Aim – Show every line in the entries below where the word "green" appears.

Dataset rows

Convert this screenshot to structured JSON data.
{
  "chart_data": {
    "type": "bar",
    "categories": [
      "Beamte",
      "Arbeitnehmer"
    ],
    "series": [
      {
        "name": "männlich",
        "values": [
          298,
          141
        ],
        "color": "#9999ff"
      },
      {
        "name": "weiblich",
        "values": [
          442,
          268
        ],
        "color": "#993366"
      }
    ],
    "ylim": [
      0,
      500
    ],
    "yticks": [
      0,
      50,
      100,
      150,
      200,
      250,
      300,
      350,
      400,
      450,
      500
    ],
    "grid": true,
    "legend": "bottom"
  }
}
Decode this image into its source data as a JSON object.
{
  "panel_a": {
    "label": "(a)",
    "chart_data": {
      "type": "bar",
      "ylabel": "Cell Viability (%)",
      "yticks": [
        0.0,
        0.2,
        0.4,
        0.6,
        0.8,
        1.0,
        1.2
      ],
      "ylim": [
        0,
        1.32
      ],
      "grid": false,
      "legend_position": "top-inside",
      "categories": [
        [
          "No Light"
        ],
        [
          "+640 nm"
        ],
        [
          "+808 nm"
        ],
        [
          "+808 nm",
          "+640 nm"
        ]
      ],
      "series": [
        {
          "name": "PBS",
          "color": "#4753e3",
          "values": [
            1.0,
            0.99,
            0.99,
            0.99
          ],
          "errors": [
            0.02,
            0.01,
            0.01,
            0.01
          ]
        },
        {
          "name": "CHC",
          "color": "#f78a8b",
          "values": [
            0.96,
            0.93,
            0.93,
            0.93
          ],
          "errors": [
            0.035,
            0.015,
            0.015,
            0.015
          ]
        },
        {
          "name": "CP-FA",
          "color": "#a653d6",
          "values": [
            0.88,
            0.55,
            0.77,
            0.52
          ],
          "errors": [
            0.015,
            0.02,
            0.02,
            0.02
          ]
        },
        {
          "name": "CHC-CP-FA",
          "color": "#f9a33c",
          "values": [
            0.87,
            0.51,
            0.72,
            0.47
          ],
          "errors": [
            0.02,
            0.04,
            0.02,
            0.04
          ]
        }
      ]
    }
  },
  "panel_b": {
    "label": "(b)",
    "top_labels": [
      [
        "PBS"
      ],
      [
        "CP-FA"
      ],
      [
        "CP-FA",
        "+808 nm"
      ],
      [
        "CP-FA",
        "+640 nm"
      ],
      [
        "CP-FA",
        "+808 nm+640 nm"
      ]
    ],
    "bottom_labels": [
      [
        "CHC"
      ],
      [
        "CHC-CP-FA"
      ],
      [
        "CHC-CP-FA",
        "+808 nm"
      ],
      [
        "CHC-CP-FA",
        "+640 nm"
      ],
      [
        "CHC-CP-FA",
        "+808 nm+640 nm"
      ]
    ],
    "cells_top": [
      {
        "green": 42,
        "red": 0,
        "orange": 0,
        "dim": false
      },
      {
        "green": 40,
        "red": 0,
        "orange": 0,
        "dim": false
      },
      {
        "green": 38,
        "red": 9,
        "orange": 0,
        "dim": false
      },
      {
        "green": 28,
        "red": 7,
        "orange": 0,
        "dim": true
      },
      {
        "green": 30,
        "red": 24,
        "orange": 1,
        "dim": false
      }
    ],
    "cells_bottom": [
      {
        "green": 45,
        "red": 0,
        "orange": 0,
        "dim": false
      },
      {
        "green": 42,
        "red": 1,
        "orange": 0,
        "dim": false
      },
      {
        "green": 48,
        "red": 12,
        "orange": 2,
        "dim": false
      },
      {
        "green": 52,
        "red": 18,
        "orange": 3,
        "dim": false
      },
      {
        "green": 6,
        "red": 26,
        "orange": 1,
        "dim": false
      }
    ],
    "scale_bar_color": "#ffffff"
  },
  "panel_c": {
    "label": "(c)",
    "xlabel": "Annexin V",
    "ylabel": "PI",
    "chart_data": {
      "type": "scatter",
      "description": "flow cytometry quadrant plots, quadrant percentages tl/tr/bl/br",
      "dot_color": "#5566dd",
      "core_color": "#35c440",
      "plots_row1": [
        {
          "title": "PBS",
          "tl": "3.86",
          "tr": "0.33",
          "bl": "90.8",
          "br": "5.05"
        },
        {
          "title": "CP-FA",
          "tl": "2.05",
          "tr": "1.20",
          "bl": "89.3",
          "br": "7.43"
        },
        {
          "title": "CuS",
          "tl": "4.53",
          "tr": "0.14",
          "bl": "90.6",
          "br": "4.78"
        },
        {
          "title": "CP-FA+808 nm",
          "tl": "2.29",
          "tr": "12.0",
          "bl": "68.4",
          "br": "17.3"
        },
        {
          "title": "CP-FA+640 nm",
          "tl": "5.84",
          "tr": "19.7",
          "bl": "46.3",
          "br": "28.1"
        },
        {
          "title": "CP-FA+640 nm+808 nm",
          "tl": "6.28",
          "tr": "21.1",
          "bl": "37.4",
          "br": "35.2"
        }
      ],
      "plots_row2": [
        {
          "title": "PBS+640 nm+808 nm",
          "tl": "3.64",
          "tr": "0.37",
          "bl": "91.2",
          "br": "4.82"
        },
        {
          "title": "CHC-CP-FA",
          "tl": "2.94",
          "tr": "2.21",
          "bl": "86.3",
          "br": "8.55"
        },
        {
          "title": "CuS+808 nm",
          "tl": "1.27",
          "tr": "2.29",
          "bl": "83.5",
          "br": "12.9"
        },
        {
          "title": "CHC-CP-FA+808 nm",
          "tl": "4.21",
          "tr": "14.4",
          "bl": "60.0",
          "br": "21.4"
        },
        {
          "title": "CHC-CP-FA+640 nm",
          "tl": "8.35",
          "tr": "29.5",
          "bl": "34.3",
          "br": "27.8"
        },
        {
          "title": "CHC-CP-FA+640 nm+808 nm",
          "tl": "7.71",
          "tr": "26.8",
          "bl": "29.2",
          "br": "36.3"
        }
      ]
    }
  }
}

The completed task –
        "green": 42,
        "green": 40,
        "green": 38,
        "green": 28,
        "green": 30,
        "green": 45,
        "green": 42,
        "green": 48,
        "green": 52,
        "green": 6,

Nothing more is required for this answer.